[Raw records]
======

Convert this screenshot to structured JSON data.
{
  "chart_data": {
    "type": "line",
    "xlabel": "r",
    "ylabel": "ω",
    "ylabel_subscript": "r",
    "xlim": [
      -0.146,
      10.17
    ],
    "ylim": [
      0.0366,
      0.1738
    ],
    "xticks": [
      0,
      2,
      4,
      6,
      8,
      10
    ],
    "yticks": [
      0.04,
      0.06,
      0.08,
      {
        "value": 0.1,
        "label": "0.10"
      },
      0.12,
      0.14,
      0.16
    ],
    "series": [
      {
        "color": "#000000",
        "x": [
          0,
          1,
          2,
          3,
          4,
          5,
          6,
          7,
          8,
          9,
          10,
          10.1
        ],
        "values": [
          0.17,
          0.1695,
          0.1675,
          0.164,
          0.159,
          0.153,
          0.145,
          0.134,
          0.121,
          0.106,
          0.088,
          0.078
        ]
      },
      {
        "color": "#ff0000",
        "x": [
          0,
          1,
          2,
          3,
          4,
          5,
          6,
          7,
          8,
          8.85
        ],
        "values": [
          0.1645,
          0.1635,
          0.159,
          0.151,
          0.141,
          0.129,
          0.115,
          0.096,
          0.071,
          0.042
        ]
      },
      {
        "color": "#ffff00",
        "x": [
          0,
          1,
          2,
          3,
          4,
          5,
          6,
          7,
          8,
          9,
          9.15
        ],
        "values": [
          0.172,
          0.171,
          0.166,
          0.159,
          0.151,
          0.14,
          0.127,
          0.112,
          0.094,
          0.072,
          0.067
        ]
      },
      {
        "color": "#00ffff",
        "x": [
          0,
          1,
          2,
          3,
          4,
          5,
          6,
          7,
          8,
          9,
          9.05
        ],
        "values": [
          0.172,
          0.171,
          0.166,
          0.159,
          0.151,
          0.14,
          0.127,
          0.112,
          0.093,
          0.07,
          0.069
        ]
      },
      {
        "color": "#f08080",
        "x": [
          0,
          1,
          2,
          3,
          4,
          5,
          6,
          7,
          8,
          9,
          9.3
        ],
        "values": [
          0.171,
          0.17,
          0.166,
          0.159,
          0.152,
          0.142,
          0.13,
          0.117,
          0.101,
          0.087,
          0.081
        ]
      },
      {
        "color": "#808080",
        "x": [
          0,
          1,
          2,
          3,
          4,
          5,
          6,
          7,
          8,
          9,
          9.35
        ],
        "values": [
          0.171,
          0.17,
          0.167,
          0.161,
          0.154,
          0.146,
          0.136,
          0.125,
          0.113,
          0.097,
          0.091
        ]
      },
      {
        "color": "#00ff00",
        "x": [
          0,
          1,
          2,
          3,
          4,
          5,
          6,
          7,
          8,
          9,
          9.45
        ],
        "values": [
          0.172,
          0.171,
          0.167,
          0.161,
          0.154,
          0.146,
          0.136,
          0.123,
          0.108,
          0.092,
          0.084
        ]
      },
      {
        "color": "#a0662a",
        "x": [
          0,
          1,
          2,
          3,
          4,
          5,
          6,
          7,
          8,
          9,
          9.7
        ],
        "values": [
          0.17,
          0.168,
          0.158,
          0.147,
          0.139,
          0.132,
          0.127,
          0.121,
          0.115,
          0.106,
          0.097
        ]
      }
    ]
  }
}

======

**WHAT THE TASK ASKS**
Copy all the records above precisely.

**SOLUTION**
Convert this screenshot to structured JSON data.
{
  "chart_data": {
    "type": "line",
    "xlabel": "r",
    "ylabel": "ω",
    "ylabel_subscript": "r",
    "xlim": [
      -0.146,
      10.17
    ],
    "ylim": [
      0.0366,
      0.1738
    ],
    "xticks": [
      0,
      2,
      4,
      6,
      8,
      10
    ],
    "yticks": [
      0.04,
      0.06,
      0.08,
      {
        "value": 0.1,
        "label": "0.10"
      },
      0.12,
      0.14,
      0.16
    ],
    "series": [
      {
        "color": "#000000",
        "x": [
          0,
          1,
          2,
          3,
          4,
          5,
          6,
          7,
          8,
          9,
          10,
          10.1
        ],
        "values": [
          0.17,
          0.1695,
          0.1675,
          0.164,
          0.159,
          0.153,
          0.145,
          0.134,
          0.121,
          0.106,
          0.088,
          0.078
        ]
      },
      {
        "color": "#ff0000",
        "x": [
          0,
          1,
          2,
          3,
          4,
          5,
          6,
          7,
          8,
          8.85
        ],
        "values": [
          0.1645,
          0.1635,
          0.159,
          0.151,
          0.141,
          0.129,
          0.115,
          0.096,
          0.071,
          0.042
        ]
      },
      {
        "color": "#ffff00",
        "x": [
          0,
          1,
          2,
          3,
          4,
          5,
          6,
          7,
          8,
          9,
          9.15
        ],
        "values": [
          0.172,
          0.171,
          0.166,
          0.159,
          0.151,
          0.14,
          0.127,
          0.112,
          0.094,
          0.072,
          0.067
        ]
      },
      {
        "color": "#00ffff",
        "x": [
          0,
          1,
          2,
          3,
          4,
          5,
          6,
          7,
          8,
          9,
          9.05
        ],
        "values": [
          0.172,
          0.171,
          0.166,
          0.159,
          0.151,
          0.14,
          0.127,
          0.112,
          0.093,
          0.07,
          0.069
        ]
      },
      {
        "color": "#f08080",
        "x": [
          0,
          1,
          2,
          3,
          4,
          5,
          6,
          7,
          8,
          9,
          9.3
        ],
        "values": [
          0.171,
          0.17,
          0.166,
          0.159,
          0.152,
          0.142,
          0.13,
          0.117,
          0.101,
          0.087,
          0.081
        ]
      },
      {
        "color": "#808080",
        "x": [
          0,
          1,
          2,
          3,
          4,
          5,
          6,
          7,
          8,
          9,
          9.35
        ],
        "values": [
          0.171,
          0.17,
          0.167,
          0.161,
          0.154,
          0.146,
          0.136,
          0.125,
          0.113,
          0.097,
          0.091
        ]
      },
      {
        "color": "#00ff00",
        "x": [
          0,
          1,
          2,
          3,
          4,
          5,
          6,
          7,
          8,
          9,
          9.45
        ],
        "values": [
          0.172,
          0.171,
          0.167,
          0.161,
          0.154,
          0.146,
          0.136,
          0.123,
          0.108,
          0.092,
          0.084
        ]
      },
      {
        "color": "#a0662a",
        "x": [
          0,
          1,
          2,
          3,
          4,
          5,
          6,
          7,
          8,
          9,
          9.7
        ],
        "values": [
          0.17,
          0.168,
          0.158,
          0.147,
          0.139,
          0.132,
          0.127,
          0.121,
          0.115,
          0.106,
          0.097
        ]
      }
    ]
  }
}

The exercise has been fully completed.